WHAT THE TASK REQUIRES: Retype the full set of records. Keep every character identical.

───── DATA TO PROCESS ─────

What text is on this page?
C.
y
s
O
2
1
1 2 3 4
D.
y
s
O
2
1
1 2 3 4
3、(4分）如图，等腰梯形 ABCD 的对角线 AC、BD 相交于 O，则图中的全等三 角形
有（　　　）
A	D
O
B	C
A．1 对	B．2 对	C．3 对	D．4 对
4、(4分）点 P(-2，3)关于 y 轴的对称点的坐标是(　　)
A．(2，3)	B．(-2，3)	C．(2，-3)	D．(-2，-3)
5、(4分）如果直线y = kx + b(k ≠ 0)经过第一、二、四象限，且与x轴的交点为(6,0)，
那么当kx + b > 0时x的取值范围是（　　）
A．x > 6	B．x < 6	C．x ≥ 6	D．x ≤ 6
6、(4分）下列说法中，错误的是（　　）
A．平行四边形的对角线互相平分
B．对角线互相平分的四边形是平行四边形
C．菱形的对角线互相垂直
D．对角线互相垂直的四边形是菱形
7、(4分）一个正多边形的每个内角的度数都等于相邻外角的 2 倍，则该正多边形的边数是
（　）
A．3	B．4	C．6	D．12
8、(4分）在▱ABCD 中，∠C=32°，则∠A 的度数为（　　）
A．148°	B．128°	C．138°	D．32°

─────

RESPONSE:
What text is on this page?
C.
y
s
O
2
1
1 2 3 4
D.
y
s
O
2
1
1 2 3 4
3、(4分）如图，等腰梯形 ABCD 的对角线 AC、BD 相交于 O，则图中的全等三 角形
有（　　　）
A	D
O
B	C
A．1 对	B．2 对	C．3 对	D．4 对
4、(4分）点 P(-2，3)关于 y 轴的对称点的坐标是(　　)
A．(2，3)	B．(-2，3)	C．(2，-3)	D．(-2，-3)
5、(4分）如果直线y = kx + b(k ≠ 0)经过第一、二、四象限，且与x轴的交点为(6,0)，
那么当kx + b > 0时x的取值范围是（　　）
A．x > 6	B．x < 6	C．x ≥ 6	D．x ≤ 6
6、(4分）下列说法中，错误的是（　　）
A．平行四边形的对角线互相平分
B．对角线互相平分的四边形是平行四边形
C．菱形的对角线互相垂直
D．对角线互相垂直的四边形是菱形
7、(4分）一个正多边形的每个内角的度数都等于相邻外角的 2 倍，则该正多边形的边数是
（　）
A．3	B．4	C．6	D．12
8、(4分）在▱ABCD 中，∠C=32°，则∠A 的度数为（　　）
A．148°	B．128°	C．138°	D．32°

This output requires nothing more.